# Work to complete:
Convert the lines below into a Markdown table, starting at the line that contains "table-header: AN (148, 41, 159, 52)" and ending at the line that contains "table-cell: 0.22 (271, 97, 294, 108)", with both included. Use the columns Row and Line, number each line in Row, and skip any blank lines.

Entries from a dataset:

>>

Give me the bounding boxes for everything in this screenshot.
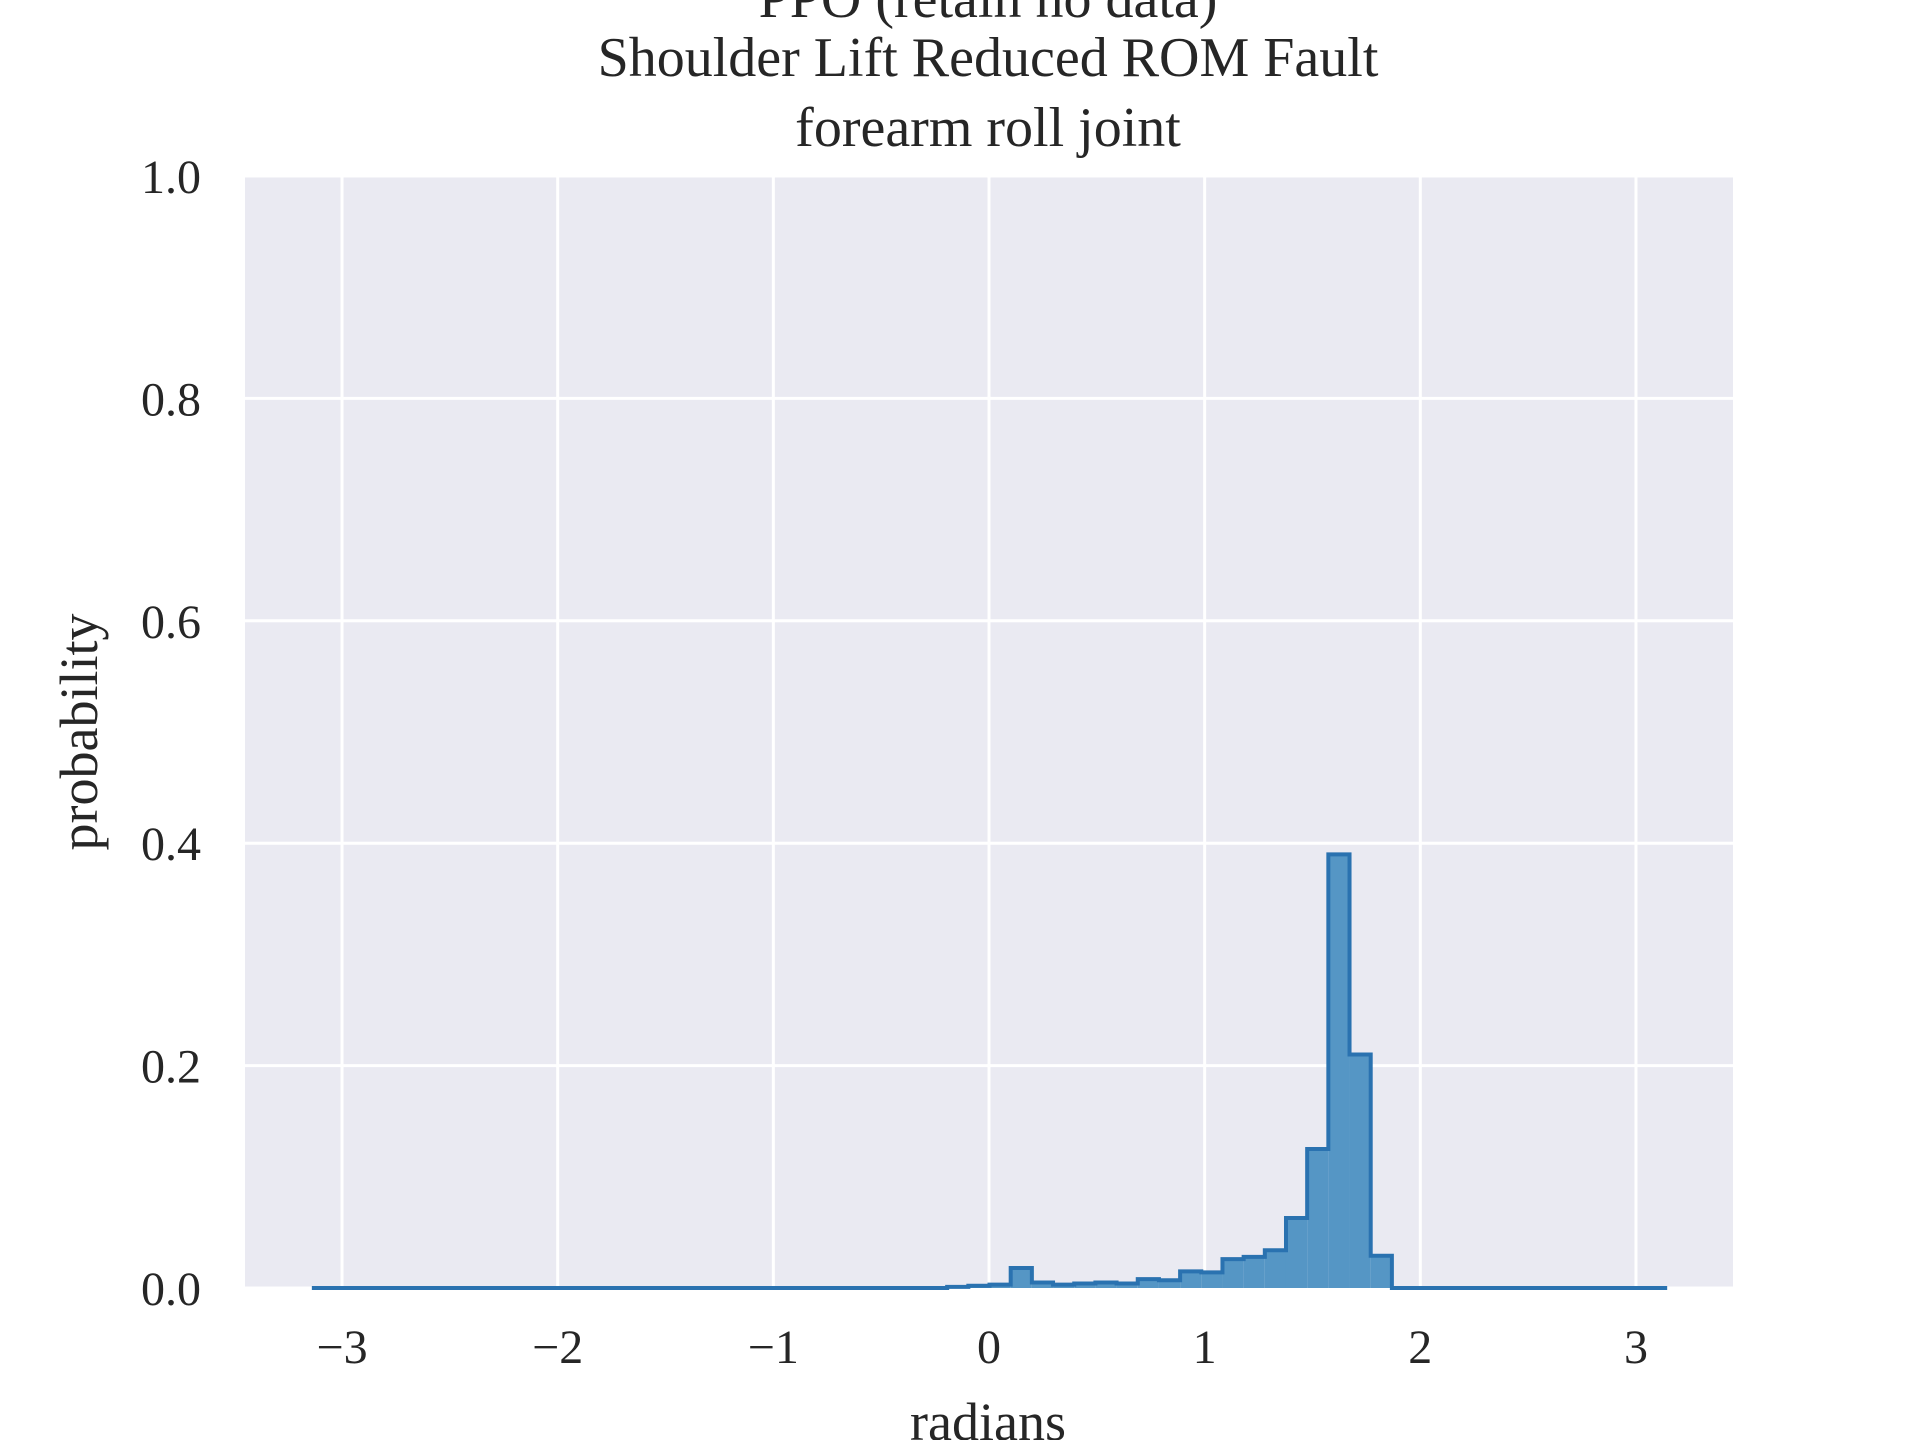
x-tick-label: −1 <box>748 1321 799 1374</box>
histogram-bar <box>1243 1256 1265 1288</box>
chart-title-line-3: forearm roll joint <box>795 97 1181 159</box>
histogram-outline <box>311 852 1668 1290</box>
histogram-bar <box>1010 1267 1032 1288</box>
histogram-bar <box>1095 1282 1117 1288</box>
histogram-bar <box>1328 854 1350 1288</box>
chart-title-line-1: PPO (retain no data) <box>759 0 1218 30</box>
y-tick-label: 0.4 <box>141 818 201 871</box>
y-tick-label: 0.0 <box>141 1263 201 1316</box>
x-tick-label: 3 <box>1624 1321 1648 1374</box>
histogram-bar <box>1370 1255 1392 1288</box>
histogram-bar <box>1349 1054 1371 1288</box>
x-tick-label: −3 <box>317 1321 368 1374</box>
chart-title-line-2: Shoulder Lift Reduced ROM Fault <box>598 27 1379 89</box>
x-axis-label: radians <box>910 1392 1066 1440</box>
histogram-bar <box>1031 1282 1054 1288</box>
histogram-bar <box>1116 1283 1138 1288</box>
y-tick-label: 0.8 <box>141 373 201 426</box>
x-tick-label: −2 <box>532 1321 583 1374</box>
histogram-bar <box>1201 1272 1223 1288</box>
histogram-bar <box>1222 1259 1244 1288</box>
histogram-bar <box>1137 1279 1159 1288</box>
histogram-bar <box>1264 1250 1286 1288</box>
histogram-bar <box>1285 1217 1308 1288</box>
y-axis-label: probability <box>49 614 109 851</box>
histogram-bars <box>947 854 1392 1288</box>
y-tick-label: 0.2 <box>141 1041 201 1094</box>
y-tick-label: 1.0 <box>141 151 201 204</box>
tick-labels: −3 −2 −1 0 1 2 3 0.0 0.2 0.4 0.6 0.8 1.0 <box>141 151 1648 1374</box>
x-tick-label: 1 <box>1193 1321 1217 1374</box>
x-tick-label: 0 <box>977 1321 1001 1374</box>
x-tick-label: 2 <box>1408 1321 1432 1374</box>
histogram-bar <box>1180 1271 1202 1288</box>
histogram-bar <box>1074 1283 1096 1288</box>
y-tick-label: 0.6 <box>141 596 201 649</box>
histogram-bar <box>1158 1280 1181 1288</box>
histogram-bar <box>1307 1149 1329 1288</box>
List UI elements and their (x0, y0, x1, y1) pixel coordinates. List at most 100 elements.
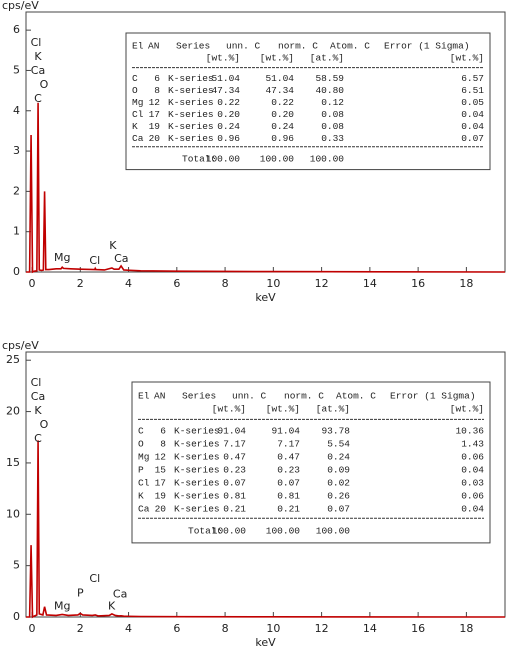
table-header: AN (148, 41, 159, 52)
table-cell: 0.47 (277, 452, 300, 463)
table-cell: 6 (154, 73, 160, 84)
table-header: El (138, 391, 150, 402)
table-cell: Ca (138, 504, 150, 515)
table-unit: [at.%] (310, 53, 344, 64)
table-cell: 6.51 (461, 85, 484, 96)
table-total: 100.00 (266, 526, 301, 537)
table-cell: 40.80 (315, 85, 344, 96)
peak-label: Cl (89, 254, 100, 267)
table-unit: [wt.%] (260, 53, 294, 64)
x-axis-label: keV (255, 636, 276, 649)
table-cell: 0.20 (217, 109, 240, 120)
x-tick-label: 12 (315, 622, 329, 635)
table-cell: K-series (168, 97, 214, 108)
spectrum-line (26, 440, 506, 619)
table-cell: 0.06 (461, 491, 484, 502)
table-cell: 0.08 (321, 109, 344, 120)
y-tick-label: 1 (13, 225, 20, 238)
table-header: Error (1 Sigma) (390, 391, 476, 402)
table-header: unn. C (226, 41, 261, 52)
table-cell: 20 (149, 133, 161, 144)
x-tick-label: 0 (29, 622, 36, 635)
peak-label: Ca (31, 390, 45, 403)
table-cell: 0.24 (271, 121, 294, 132)
table-cell: 0.02 (327, 478, 350, 489)
table-cell: 0.06 (461, 452, 484, 463)
table-header: Atom. C (336, 391, 376, 402)
table-cell: 0.07 (277, 478, 300, 489)
table-cell: 0.22 (271, 97, 294, 108)
table-cell: 0.47 (223, 452, 246, 463)
table-header: Error (1 Sigma) (384, 41, 470, 52)
peak-label: Ca (113, 587, 127, 600)
table-cell: 20 (155, 504, 167, 515)
table-cell: 0.96 (217, 133, 240, 144)
peak-label: Mg (54, 600, 70, 613)
peak-label: Cl (31, 36, 42, 49)
table-cell: 0.07 (327, 504, 350, 515)
table-cell: K-series (174, 426, 220, 437)
table-cell: Ca (132, 133, 144, 144)
table-cell: 19 (149, 121, 161, 132)
table-cell: 12 (155, 452, 167, 463)
table-cell: C (138, 426, 144, 437)
x-tick-label: 4 (125, 622, 132, 635)
table-cell: O (138, 439, 144, 450)
x-axis-label: keV (255, 291, 276, 304)
x-tick-label: 8 (222, 277, 229, 290)
y-tick-label: 15 (6, 456, 20, 469)
table-cell: 51.04 (211, 73, 240, 84)
table-cell: 10.36 (455, 426, 484, 437)
table-cell: K-series (174, 465, 220, 476)
table-header: Series (176, 41, 210, 52)
peak-label: Ca (31, 64, 45, 77)
table-cell: 0.12 (321, 97, 344, 108)
table-unit: [wt.%] (212, 404, 246, 415)
table-total: 100.00 (310, 153, 345, 164)
x-tick-label: 16 (411, 277, 425, 290)
table-header: AN (154, 391, 165, 402)
table-cell: K-series (168, 73, 214, 84)
table-cell: 0.08 (321, 121, 344, 132)
table-cell: 6 (160, 426, 166, 437)
x-tick-label: 12 (315, 277, 329, 290)
table-cell: K-series (168, 121, 214, 132)
peak-label: Ca (114, 252, 128, 265)
x-tick-label: 8 (222, 622, 229, 635)
table-cell: K-series (168, 133, 214, 144)
table-cell: 5.54 (327, 439, 350, 450)
table-cell: 91.04 (271, 426, 300, 437)
peak-label: P (77, 586, 84, 599)
x-tick-label: 0 (29, 277, 36, 290)
y-axis-label: cps/eV (2, 0, 39, 12)
table-cell: 0.22 (217, 97, 240, 108)
table-total-label: Total: (188, 526, 222, 537)
table-cell: K-series (174, 452, 220, 463)
y-tick-label: 5 (13, 559, 20, 572)
table-cell: 0.21 (277, 504, 300, 515)
y-tick-label: 5 (13, 63, 20, 76)
table-unit: [wt.%] (266, 404, 300, 415)
y-tick-label: 10 (6, 507, 20, 520)
x-tick-label: 6 (173, 622, 180, 635)
table-cell: 12 (149, 97, 161, 108)
peak-label: C (34, 92, 42, 105)
x-tick-label: 10 (266, 622, 280, 635)
table-cell: 47.34 (211, 85, 240, 96)
y-tick-label: 0 (13, 610, 20, 623)
peak-label: Cl (89, 572, 100, 585)
table-box (131, 381, 491, 544)
table-cell: 0.24 (217, 121, 240, 132)
table-total-label: Total: (182, 153, 216, 164)
table-cell: 0.03 (461, 478, 484, 489)
x-tick-label: 4 (125, 277, 132, 290)
table-cell: K-series (174, 439, 220, 450)
table-cell: K-series (174, 478, 220, 489)
table-cell: 0.04 (461, 109, 484, 120)
table-cell: 0.23 (277, 465, 300, 476)
table-total: 100.00 (212, 526, 247, 537)
table-cell: 1.43 (461, 439, 484, 450)
table-cell: 0.07 (223, 478, 246, 489)
table-header: unn. C (232, 391, 267, 402)
table-cell: K (138, 491, 144, 502)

<<

# Reply:
| Row | Line |
|---|---|
| 1 | table-header: AN (148, 41, 159, 52) |
| 2 | table-cell: 0.47 (277, 452, 300, 463) |
| 3 | table-cell: 6 (154, 73, 160, 84) |
| 4 | table-header: El (138, 391, 150, 402) |
| 5 | table-cell: Ca (138, 504, 150, 515) |
| 6 | table-unit: [at.%] (310, 53, 344, 64) |
| 7 | table-cell: 6.51 (461, 85, 484, 96) |
| 8 | table-total: 100.00 (266, 526, 301, 537) |
| 9 | table-cell: 40.80 (315, 85, 344, 96) |
| 10 | peak-label: Cl (89, 254, 100, 267) |
| 11 | table-unit: [wt.%] (260, 53, 294, 64) |
| 12 | x-axis-label: keV (255, 636, 276, 649) |
| 13 | table-cell: 0.20 (217, 109, 240, 120) |
| 14 | x-tick-label: 12 (315, 622, 329, 635) |
| 15 | table-cell: K-series (168, 97, 214, 108) |
| 16 | spectrum-line (26, 440, 506, 619) |
| 17 | table-cell: 0.06 (461, 491, 484, 502) |
| 18 | table-cell: 0.08 (321, 109, 344, 120) |
| 19 | y-tick-label: 1 (13, 225, 20, 238) |
| 20 | table-header: Error (1 Sigma) (390, 391, 476, 402) |
| 21 | table-header: unn. C (226, 41, 261, 52) |
| 22 | table-cell: 20 (149, 133, 161, 144) |
| 23 | x-tick-label: 0 (29, 622, 36, 635) |
| 24 | peak-label: Ca (31, 390, 45, 403) |
| 25 | table-cell: 0.24 (271, 121, 294, 132) |
| 26 | table-cell: 0.02 (327, 478, 350, 489) |
| 27 | table-cell: 0.06 (461, 452, 484, 463) |
| 28 | table-header: Atom. C (336, 391, 376, 402) |
| 29 | table-cell: 0.07 (277, 478, 300, 489) |
| 30 | table-cell: 0.22 (271, 97, 294, 108) |